▶ _MATERIAL PROVIDED_:
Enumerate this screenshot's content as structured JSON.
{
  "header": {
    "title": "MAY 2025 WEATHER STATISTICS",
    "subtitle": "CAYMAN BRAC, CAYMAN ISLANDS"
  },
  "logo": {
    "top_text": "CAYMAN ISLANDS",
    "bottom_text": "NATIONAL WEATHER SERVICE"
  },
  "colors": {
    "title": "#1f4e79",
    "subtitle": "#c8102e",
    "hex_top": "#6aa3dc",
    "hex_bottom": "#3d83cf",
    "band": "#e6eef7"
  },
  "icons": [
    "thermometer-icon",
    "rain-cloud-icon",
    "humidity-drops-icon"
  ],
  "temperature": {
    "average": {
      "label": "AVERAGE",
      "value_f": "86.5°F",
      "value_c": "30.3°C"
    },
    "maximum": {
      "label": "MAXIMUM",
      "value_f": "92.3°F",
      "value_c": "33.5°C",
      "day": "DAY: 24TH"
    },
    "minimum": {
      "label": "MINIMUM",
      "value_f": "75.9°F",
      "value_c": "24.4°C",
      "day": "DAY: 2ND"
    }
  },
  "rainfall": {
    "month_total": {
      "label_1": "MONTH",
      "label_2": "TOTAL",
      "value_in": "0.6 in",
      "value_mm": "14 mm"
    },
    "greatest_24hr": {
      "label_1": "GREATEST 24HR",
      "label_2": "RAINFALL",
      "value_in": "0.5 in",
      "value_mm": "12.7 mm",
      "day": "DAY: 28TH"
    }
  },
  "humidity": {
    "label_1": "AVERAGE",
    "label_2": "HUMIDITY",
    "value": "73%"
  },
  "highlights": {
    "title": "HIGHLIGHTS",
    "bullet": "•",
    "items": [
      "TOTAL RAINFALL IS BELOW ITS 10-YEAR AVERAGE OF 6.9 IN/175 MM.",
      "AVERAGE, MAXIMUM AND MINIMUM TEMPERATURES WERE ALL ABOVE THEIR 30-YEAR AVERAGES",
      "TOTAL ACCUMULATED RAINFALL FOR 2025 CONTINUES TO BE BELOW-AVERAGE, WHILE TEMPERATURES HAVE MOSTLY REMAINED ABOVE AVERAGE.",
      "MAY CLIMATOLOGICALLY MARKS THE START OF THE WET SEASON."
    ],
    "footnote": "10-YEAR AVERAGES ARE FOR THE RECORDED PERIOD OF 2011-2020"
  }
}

▶ _WORK TO DO_: What is the number of lines in these records that contain "subtitle"? Reply with the number only.

▶ _THE RESULT_: 2